* Work instructions
Reproduce the data exactly and drop any pictures it holds.

┏━━

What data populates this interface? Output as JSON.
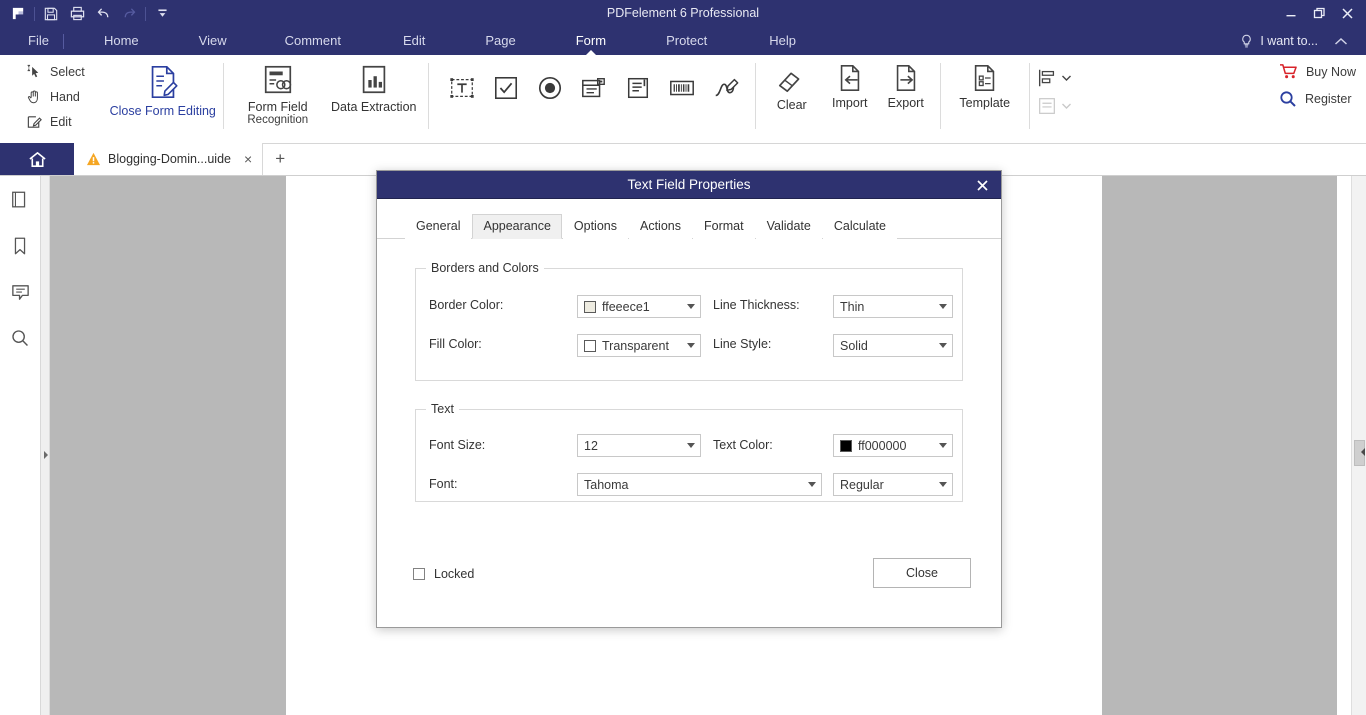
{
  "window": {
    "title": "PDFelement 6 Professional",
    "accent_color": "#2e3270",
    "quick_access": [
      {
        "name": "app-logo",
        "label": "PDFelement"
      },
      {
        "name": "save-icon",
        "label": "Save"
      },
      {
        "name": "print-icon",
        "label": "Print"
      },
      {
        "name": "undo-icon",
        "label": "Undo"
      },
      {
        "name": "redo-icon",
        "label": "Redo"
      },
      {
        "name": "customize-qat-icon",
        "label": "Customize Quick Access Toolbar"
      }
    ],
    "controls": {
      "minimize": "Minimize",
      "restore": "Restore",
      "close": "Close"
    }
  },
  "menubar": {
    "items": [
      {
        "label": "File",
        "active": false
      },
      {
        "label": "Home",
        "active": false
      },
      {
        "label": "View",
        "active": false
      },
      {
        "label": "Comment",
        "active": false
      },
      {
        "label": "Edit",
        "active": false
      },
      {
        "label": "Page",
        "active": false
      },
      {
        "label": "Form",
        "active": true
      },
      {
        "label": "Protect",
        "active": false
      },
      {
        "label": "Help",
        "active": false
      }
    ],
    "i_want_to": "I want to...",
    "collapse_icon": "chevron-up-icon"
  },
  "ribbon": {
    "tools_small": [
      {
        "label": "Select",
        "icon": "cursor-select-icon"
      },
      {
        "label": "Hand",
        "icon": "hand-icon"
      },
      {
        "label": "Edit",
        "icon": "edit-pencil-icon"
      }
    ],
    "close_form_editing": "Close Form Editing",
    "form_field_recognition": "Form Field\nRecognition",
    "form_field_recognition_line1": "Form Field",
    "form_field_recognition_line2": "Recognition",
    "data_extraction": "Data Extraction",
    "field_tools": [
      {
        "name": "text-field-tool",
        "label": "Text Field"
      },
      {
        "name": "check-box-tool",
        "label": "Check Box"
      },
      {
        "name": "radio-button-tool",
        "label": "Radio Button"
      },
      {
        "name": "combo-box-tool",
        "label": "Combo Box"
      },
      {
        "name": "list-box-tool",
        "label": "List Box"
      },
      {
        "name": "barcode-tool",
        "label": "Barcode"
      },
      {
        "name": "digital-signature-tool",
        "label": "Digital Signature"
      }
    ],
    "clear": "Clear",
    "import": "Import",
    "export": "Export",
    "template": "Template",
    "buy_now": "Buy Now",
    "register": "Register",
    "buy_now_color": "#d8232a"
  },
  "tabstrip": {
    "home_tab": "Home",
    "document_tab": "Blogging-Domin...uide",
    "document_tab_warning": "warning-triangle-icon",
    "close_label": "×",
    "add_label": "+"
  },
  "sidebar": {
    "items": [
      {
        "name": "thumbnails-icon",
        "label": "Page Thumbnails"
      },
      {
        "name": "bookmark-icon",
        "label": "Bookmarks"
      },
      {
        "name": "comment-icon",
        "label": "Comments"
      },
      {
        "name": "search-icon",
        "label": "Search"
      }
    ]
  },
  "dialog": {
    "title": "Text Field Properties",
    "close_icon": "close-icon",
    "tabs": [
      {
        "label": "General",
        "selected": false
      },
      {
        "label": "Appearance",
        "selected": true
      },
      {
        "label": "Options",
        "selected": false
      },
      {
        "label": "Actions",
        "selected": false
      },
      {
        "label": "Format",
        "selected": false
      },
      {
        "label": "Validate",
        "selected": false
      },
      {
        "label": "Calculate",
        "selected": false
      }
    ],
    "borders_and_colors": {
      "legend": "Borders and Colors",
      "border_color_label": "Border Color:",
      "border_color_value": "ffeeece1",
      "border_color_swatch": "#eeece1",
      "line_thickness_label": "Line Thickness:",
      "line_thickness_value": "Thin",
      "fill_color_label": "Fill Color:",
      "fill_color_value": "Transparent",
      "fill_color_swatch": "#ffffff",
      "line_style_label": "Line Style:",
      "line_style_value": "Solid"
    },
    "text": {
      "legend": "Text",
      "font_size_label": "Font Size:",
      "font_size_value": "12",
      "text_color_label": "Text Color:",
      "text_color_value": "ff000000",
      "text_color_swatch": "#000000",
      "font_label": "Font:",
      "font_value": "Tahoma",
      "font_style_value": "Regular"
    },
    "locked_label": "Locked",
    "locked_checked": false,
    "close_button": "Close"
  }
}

┗━━

* Solved exercise
What data populates this interface? Output as JSON.
{
  "window": {
    "title": "PDFelement 6 Professional",
    "accent_color": "#2e3270",
    "quick_access": [
      {
        "name": "app-logo",
        "label": "PDFelement"
      },
      {
        "name": "save-icon",
        "label": "Save"
      },
      {
        "name": "print-icon",
        "label": "Print"
      },
      {
        "name": "undo-icon",
        "label": "Undo"
      },
      {
        "name": "redo-icon",
        "label": "Redo"
      },
      {
        "name": "customize-qat-icon",
        "label": "Customize Quick Access Toolbar"
      }
    ],
    "controls": {
      "minimize": "Minimize",
      "restore": "Restore",
      "close": "Close"
    }
  },
  "menubar": {
    "items": [
      {
        "label": "File",
        "active": false
      },
      {
        "label": "Home",
        "active": false
      },
      {
        "label": "View",
        "active": false
      },
      {
        "label": "Comment",
        "active": false
      },
      {
        "label": "Edit",
        "active": false
      },
      {
        "label": "Page",
        "active": false
      },
      {
        "label": "Form",
        "active": true
      },
      {
        "label": "Protect",
        "active": false
      },
      {
        "label": "Help",
        "active": false
      }
    ],
    "i_want_to": "I want to...",
    "collapse_icon": "chevron-up-icon"
  },
  "ribbon": {
    "tools_small": [
      {
        "label": "Select",
        "icon": "cursor-select-icon"
      },
      {
        "label": "Hand",
        "icon": "hand-icon"
      },
      {
        "label": "Edit",
        "icon": "edit-pencil-icon"
      }
    ],
    "close_form_editing": "Close Form Editing",
    "form_field_recognition": "Form Field\nRecognition",
    "form_field_recognition_line1": "Form Field",
    "form_field_recognition_line2": "Recognition",
    "data_extraction": "Data Extraction",
    "field_tools": [
      {
        "name": "text-field-tool",
        "label": "Text Field"
      },
      {
        "name": "check-box-tool",
        "label": "Check Box"
      },
      {
        "name": "radio-button-tool",
        "label": "Radio Button"
      },
      {
        "name": "combo-box-tool",
        "label": "Combo Box"
      },
      {
        "name": "list-box-tool",
        "label": "List Box"
      },
      {
        "name": "barcode-tool",
        "label": "Barcode"
      },
      {
        "name": "digital-signature-tool",
        "label": "Digital Signature"
      }
    ],
    "clear": "Clear",
    "import": "Import",
    "export": "Export",
    "template": "Template",
    "buy_now": "Buy Now",
    "register": "Register",
    "buy_now_color": "#d8232a"
  },
  "tabstrip": {
    "home_tab": "Home",
    "document_tab": "Blogging-Domin...uide",
    "document_tab_warning": "warning-triangle-icon",
    "close_label": "×",
    "add_label": "+"
  },
  "sidebar": {
    "items": [
      {
        "name": "thumbnails-icon",
        "label": "Page Thumbnails"
      },
      {
        "name": "bookmark-icon",
        "label": "Bookmarks"
      },
      {
        "name": "comment-icon",
        "label": "Comments"
      },
      {
        "name": "search-icon",
        "label": "Search"
      }
    ]
  },
  "dialog": {
    "title": "Text Field Properties",
    "close_icon": "close-icon",
    "tabs": [
      {
        "label": "General",
        "selected": false
      },
      {
        "label": "Appearance",
        "selected": true
      },
      {
        "label": "Options",
        "selected": false
      },
      {
        "label": "Actions",
        "selected": false
      },
      {
        "label": "Format",
        "selected": false
      },
      {
        "label": "Validate",
        "selected": false
      },
      {
        "label": "Calculate",
        "selected": false
      }
    ],
    "borders_and_colors": {
      "legend": "Borders and Colors",
      "border_color_label": "Border Color:",
      "border_color_value": "ffeeece1",
      "border_color_swatch": "#eeece1",
      "line_thickness_label": "Line Thickness:",
      "line_thickness_value": "Thin",
      "fill_color_label": "Fill Color:",
      "fill_color_value": "Transparent",
      "fill_color_swatch": "#ffffff",
      "line_style_label": "Line Style:",
      "line_style_value": "Solid"
    },
    "text": {
      "legend": "Text",
      "font_size_label": "Font Size:",
      "font_size_value": "12",
      "text_color_label": "Text Color:",
      "text_color_value": "ff000000",
      "text_color_swatch": "#000000",
      "font_label": "Font:",
      "font_value": "Tahoma",
      "font_style_value": "Regular"
    },
    "locked_label": "Locked",
    "locked_checked": false,
    "close_button": "Close"
  }
}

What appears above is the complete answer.